(Extracted records)
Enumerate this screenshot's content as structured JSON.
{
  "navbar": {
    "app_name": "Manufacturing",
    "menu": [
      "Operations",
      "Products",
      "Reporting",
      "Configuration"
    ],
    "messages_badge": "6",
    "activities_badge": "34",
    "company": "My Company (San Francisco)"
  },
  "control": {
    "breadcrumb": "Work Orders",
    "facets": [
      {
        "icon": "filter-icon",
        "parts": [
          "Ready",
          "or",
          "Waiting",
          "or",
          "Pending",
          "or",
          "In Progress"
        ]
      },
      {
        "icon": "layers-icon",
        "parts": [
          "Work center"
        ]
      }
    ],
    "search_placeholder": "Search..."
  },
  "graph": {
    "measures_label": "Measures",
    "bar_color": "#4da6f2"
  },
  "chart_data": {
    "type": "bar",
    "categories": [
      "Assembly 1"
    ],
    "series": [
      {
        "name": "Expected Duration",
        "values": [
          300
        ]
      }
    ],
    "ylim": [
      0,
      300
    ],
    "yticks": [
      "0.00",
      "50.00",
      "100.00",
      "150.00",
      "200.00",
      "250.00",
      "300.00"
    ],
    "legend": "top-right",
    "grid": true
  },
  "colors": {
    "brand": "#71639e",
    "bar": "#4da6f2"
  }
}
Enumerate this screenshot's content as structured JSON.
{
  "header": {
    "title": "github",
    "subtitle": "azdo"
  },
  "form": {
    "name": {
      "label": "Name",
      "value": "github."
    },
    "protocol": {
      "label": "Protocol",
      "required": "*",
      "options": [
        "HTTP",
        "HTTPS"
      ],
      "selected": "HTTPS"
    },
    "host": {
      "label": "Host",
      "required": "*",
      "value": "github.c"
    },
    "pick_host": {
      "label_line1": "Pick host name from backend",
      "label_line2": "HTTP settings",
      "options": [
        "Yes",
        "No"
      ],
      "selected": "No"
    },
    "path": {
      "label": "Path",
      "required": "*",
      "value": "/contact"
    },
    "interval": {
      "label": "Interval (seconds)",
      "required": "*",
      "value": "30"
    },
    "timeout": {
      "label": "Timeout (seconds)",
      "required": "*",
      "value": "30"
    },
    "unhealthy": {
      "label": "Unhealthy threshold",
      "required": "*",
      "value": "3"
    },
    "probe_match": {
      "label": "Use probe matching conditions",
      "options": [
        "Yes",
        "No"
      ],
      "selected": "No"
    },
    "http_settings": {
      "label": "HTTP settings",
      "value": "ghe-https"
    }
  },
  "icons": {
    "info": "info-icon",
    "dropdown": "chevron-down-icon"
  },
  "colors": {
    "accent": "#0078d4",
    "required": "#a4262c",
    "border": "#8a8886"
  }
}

--

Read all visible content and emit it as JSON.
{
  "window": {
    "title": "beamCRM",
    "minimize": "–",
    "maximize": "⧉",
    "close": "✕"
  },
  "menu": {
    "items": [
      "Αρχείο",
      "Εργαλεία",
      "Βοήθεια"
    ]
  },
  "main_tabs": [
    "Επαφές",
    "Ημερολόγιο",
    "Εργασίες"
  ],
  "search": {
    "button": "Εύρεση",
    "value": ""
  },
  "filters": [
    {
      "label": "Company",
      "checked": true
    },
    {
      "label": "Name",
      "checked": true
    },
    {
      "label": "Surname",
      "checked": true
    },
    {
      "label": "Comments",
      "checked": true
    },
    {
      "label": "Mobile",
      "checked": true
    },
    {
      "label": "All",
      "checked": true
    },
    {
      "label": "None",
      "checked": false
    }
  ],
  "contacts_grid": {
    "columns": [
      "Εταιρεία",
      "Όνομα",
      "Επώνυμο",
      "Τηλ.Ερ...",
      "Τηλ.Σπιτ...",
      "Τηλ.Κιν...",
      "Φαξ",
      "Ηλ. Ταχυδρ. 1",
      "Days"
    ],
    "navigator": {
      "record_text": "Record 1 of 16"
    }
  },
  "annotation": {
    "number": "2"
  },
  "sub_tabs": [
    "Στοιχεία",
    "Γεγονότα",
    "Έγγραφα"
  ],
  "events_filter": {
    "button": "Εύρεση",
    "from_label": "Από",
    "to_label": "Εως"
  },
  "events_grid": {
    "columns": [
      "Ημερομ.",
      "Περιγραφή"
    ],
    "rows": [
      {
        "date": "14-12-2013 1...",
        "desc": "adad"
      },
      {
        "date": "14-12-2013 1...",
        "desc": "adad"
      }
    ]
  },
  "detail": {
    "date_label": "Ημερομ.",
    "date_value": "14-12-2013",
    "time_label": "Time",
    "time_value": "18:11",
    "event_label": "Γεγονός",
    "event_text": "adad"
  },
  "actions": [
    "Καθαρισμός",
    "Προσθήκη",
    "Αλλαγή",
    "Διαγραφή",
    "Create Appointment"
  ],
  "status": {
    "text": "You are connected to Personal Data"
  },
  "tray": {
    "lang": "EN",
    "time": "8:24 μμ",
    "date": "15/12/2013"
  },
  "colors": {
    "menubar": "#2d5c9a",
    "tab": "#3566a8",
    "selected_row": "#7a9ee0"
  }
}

==

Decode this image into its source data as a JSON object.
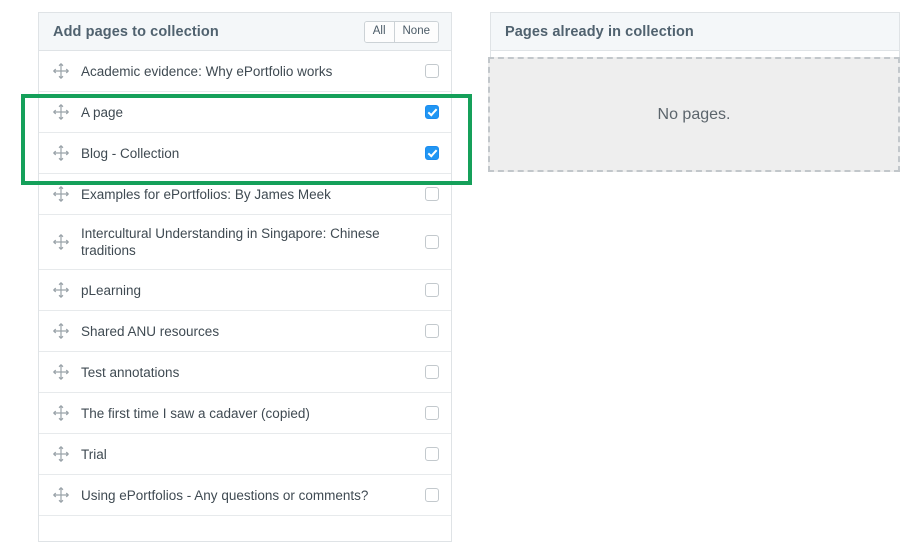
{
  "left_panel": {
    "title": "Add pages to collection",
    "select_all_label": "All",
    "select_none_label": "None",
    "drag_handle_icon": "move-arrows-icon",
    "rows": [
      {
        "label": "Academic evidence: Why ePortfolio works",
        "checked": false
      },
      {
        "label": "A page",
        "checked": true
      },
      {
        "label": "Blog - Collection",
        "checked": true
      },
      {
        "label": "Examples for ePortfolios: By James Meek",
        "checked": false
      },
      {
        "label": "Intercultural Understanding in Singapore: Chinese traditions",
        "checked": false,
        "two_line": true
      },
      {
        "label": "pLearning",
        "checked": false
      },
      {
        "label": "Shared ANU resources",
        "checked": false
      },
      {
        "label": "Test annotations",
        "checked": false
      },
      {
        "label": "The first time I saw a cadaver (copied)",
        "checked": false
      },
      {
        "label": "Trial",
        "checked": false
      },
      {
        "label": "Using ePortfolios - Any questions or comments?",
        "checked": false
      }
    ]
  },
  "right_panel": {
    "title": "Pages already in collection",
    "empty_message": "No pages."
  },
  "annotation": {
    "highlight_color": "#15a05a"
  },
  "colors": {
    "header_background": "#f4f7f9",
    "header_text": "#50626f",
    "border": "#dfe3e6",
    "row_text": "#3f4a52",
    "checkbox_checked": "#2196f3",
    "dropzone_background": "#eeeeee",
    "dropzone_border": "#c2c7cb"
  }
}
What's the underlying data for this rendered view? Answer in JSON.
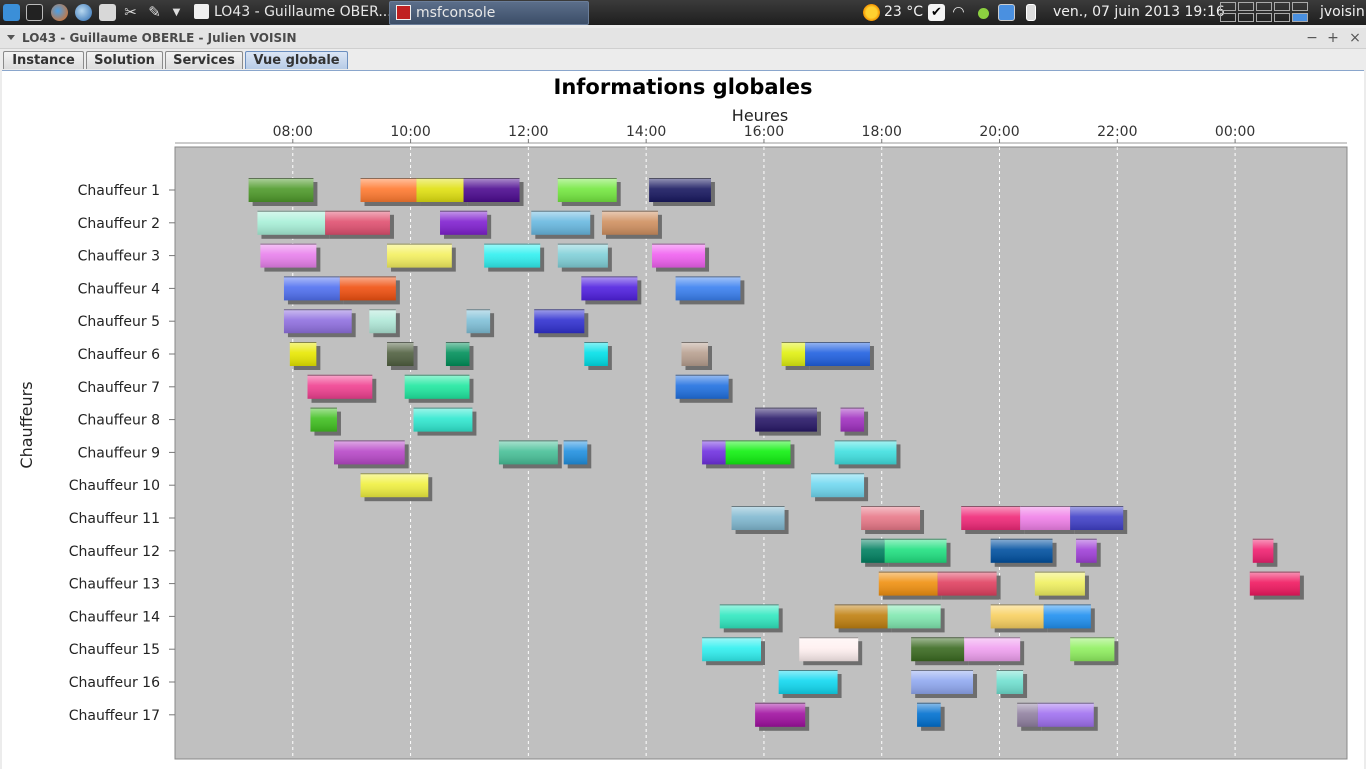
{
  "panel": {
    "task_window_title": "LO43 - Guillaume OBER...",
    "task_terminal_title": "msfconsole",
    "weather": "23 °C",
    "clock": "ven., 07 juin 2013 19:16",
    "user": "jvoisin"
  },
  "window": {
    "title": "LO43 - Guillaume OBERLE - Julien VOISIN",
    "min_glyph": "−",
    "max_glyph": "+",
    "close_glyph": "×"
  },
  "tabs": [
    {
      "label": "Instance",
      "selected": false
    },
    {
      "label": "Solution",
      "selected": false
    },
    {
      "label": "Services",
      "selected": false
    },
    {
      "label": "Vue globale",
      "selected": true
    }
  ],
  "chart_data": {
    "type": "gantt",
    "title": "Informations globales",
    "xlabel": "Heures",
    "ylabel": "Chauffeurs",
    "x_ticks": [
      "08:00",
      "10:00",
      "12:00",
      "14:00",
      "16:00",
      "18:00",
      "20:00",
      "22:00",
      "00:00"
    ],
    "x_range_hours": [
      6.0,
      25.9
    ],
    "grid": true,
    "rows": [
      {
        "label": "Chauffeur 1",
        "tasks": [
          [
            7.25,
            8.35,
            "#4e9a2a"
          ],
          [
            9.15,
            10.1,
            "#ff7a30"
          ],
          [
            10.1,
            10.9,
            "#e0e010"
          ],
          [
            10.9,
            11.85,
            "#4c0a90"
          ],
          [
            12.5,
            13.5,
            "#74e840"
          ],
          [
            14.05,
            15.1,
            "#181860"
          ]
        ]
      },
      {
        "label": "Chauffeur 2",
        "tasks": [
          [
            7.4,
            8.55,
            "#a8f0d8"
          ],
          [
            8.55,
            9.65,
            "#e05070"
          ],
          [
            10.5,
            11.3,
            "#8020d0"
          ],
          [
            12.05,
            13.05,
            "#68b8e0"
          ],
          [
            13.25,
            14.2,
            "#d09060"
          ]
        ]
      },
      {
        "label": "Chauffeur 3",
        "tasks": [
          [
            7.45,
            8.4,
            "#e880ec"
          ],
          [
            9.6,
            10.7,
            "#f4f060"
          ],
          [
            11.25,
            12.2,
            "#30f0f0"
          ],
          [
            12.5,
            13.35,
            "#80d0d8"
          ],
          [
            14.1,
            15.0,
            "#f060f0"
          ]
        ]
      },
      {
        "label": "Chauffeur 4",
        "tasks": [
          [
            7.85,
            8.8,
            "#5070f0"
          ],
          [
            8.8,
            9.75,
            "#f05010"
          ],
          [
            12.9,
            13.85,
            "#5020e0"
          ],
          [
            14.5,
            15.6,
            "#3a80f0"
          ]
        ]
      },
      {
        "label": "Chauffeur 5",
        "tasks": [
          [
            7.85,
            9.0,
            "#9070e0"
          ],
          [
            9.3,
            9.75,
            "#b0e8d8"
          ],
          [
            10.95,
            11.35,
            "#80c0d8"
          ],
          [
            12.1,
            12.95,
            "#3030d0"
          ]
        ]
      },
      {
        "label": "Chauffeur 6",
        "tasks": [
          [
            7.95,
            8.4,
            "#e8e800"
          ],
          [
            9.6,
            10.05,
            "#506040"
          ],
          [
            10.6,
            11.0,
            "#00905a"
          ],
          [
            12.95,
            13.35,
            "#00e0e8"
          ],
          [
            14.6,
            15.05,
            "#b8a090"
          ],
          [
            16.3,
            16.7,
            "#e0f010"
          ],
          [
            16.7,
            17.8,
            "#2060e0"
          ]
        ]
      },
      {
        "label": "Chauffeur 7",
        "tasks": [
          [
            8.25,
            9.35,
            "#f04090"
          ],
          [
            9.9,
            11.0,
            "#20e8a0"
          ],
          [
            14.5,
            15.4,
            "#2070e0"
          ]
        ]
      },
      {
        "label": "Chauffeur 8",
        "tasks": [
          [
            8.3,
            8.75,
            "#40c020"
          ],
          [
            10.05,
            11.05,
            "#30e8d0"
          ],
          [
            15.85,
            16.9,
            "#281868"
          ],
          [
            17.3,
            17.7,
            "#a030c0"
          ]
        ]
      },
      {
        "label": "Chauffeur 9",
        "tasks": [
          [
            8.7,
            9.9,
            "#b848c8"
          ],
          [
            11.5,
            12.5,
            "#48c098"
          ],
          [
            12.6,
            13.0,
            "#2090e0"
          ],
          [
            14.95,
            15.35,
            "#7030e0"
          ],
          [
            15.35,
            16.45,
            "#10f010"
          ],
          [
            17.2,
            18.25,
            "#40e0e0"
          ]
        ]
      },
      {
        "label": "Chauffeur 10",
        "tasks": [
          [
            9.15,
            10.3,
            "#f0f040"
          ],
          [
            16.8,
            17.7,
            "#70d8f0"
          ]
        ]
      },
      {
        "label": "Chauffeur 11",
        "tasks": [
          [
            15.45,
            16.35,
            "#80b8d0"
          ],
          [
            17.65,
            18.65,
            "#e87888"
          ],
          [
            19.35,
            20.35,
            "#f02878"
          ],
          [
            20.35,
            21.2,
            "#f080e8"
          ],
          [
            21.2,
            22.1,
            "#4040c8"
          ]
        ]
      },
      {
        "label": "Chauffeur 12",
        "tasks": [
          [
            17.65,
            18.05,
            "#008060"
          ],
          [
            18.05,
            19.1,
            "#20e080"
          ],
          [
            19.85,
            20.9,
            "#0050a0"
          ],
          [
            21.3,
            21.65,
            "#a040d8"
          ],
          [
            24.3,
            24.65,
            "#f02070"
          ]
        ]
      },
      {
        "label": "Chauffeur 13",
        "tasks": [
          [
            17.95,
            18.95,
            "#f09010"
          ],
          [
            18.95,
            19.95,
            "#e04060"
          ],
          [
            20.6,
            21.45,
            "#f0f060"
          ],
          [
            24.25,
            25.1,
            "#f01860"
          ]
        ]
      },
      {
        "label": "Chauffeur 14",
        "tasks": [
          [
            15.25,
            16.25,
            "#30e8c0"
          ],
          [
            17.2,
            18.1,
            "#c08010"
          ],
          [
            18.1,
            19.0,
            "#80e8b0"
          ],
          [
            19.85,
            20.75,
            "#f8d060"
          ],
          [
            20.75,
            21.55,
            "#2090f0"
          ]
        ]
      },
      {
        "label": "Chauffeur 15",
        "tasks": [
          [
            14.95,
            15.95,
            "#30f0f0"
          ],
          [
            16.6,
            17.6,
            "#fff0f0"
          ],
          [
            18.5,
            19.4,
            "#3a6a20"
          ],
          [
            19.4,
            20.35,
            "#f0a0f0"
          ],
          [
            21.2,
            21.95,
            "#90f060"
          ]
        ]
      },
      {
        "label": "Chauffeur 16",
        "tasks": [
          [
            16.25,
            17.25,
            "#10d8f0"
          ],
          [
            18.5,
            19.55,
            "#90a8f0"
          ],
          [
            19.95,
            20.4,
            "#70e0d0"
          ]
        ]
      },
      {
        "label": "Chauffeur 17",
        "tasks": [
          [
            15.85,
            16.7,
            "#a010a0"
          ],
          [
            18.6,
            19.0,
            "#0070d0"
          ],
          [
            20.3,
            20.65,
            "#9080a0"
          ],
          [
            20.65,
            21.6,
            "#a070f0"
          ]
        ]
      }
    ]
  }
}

■ YOUR TASK ■
From the records above, how many lines include the word "github"? Only the number is wanted.

■ FULL OUTPUT ■
3